Extracted data entries
►
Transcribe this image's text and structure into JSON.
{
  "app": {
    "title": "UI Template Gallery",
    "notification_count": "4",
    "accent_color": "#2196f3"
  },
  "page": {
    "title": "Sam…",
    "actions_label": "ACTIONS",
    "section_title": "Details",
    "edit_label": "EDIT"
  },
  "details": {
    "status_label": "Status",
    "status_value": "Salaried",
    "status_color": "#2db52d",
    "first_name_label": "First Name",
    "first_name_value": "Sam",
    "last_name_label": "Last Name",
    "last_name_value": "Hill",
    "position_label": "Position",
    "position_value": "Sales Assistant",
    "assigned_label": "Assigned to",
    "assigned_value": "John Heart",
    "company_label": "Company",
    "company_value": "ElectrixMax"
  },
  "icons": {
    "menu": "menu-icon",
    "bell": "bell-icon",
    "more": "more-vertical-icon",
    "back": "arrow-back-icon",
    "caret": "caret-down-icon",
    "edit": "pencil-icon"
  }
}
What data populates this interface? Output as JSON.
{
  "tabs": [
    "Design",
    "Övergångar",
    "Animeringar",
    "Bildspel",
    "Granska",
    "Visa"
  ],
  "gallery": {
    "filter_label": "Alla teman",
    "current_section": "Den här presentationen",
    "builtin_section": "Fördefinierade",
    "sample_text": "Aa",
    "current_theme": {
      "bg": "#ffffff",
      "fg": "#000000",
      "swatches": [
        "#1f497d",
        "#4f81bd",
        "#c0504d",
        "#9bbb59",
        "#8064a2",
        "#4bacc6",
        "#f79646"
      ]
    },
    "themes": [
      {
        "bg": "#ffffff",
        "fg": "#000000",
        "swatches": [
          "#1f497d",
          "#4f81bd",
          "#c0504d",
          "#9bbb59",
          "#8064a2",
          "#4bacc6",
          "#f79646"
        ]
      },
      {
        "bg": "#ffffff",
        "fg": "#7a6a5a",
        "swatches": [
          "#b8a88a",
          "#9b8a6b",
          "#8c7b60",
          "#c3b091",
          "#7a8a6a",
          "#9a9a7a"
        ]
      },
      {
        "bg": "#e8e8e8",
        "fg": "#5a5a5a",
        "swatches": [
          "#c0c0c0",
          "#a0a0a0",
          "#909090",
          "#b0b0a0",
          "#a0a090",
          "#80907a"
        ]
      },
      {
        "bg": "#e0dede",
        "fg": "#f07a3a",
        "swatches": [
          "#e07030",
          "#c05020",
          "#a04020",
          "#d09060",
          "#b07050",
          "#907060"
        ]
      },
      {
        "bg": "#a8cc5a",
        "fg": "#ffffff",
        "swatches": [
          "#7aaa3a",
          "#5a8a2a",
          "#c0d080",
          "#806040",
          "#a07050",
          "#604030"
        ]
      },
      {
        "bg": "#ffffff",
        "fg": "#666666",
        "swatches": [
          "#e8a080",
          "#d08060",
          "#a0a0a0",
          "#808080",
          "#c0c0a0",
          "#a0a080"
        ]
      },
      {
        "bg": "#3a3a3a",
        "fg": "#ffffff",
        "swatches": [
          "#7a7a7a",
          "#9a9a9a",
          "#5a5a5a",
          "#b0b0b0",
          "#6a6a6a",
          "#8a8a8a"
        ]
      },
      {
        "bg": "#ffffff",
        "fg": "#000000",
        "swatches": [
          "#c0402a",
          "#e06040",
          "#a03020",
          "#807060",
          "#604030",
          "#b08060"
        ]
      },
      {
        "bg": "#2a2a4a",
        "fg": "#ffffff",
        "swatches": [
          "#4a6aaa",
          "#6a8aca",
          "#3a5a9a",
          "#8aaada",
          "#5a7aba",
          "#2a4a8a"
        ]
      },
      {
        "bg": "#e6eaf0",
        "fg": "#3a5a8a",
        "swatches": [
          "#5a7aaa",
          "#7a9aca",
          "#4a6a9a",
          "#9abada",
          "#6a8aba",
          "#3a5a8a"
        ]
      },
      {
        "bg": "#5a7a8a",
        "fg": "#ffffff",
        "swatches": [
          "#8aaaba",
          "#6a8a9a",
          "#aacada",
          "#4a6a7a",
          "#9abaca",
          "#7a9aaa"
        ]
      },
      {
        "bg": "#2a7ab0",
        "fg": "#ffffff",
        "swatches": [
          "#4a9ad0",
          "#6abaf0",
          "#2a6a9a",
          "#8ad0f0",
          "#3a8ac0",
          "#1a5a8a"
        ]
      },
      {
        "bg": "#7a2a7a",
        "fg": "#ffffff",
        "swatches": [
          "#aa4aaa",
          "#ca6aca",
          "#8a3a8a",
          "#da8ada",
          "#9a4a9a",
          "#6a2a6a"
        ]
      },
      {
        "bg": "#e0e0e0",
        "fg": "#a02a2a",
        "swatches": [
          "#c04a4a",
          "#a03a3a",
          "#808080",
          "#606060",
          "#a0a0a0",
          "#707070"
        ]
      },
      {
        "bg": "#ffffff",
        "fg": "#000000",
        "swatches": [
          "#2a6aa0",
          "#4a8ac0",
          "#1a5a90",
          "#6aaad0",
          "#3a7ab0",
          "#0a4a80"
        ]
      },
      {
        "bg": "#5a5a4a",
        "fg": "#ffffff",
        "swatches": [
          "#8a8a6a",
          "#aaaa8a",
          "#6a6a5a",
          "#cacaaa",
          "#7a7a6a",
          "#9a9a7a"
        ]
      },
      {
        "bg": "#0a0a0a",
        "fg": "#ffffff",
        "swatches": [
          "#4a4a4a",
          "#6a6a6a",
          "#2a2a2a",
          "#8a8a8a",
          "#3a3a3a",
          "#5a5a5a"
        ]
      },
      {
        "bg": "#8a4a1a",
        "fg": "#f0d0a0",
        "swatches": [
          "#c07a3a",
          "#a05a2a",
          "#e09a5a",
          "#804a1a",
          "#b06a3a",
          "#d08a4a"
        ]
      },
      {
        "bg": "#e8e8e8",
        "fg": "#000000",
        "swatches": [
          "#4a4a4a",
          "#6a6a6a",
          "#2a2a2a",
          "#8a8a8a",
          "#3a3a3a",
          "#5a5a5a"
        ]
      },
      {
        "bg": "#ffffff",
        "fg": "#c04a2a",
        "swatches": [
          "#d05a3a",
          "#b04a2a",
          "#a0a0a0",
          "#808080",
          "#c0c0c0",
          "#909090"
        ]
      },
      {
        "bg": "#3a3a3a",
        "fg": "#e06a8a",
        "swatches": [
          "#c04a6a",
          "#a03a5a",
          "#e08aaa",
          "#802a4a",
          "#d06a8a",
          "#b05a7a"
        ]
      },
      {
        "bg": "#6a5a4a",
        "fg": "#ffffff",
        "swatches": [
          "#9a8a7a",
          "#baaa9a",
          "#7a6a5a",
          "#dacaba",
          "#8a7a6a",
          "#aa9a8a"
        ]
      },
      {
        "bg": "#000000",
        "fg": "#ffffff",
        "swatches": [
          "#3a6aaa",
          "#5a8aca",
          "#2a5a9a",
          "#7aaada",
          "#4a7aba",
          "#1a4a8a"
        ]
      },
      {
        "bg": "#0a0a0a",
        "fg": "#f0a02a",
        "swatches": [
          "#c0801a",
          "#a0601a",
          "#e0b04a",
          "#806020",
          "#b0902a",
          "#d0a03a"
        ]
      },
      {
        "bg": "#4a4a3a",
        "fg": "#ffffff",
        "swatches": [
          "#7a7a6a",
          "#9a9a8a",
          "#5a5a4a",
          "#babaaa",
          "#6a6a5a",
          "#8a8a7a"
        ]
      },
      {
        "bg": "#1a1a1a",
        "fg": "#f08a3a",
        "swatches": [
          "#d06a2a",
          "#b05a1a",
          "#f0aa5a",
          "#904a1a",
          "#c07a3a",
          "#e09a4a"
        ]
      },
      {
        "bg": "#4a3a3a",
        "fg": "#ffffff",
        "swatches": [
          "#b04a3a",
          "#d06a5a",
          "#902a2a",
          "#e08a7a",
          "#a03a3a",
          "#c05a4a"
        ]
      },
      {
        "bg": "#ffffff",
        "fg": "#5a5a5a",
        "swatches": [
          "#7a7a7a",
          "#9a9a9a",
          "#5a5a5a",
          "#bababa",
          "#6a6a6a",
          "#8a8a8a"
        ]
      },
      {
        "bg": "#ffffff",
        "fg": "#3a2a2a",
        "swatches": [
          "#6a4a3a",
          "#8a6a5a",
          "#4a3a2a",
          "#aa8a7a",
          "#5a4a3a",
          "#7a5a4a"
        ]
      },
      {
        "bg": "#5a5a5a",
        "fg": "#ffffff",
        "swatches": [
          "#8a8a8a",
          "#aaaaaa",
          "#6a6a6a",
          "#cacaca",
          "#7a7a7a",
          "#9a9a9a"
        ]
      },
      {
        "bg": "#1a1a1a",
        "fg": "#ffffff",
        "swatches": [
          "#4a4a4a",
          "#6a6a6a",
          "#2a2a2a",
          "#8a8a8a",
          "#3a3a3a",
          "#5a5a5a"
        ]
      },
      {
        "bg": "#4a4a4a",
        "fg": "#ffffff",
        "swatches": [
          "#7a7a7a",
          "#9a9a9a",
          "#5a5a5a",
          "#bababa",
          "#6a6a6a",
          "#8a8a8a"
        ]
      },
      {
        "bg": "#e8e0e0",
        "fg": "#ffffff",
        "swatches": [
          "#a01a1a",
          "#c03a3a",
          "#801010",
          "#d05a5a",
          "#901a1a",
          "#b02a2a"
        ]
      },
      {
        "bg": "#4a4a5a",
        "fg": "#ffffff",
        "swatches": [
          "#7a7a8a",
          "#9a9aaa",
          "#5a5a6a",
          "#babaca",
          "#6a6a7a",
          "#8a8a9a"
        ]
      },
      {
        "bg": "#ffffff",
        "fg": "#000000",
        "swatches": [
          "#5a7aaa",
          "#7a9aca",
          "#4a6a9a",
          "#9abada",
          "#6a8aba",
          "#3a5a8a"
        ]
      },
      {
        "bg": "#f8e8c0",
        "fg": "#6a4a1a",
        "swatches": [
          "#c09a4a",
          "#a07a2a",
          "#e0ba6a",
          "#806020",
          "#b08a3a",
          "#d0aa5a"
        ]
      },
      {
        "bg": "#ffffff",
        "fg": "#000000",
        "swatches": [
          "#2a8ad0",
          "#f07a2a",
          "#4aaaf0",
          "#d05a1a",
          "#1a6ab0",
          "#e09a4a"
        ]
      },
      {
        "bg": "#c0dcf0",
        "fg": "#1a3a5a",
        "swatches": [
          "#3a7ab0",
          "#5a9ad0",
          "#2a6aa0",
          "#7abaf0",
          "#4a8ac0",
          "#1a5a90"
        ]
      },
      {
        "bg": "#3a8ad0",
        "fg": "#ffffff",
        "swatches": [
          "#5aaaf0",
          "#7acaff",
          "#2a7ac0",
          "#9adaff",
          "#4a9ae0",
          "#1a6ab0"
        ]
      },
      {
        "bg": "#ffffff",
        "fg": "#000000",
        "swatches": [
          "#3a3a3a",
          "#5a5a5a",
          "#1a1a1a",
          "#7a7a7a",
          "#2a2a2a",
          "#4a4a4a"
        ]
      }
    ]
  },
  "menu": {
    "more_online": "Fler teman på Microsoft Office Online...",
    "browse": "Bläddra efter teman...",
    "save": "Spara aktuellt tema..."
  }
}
◄
**Problem to work on**.
Extract every line containing the string "this" from the data above.

**Worked answer**.
Transcribe this image's text and structure into JSON.
What data populates this interface? Output as JSON.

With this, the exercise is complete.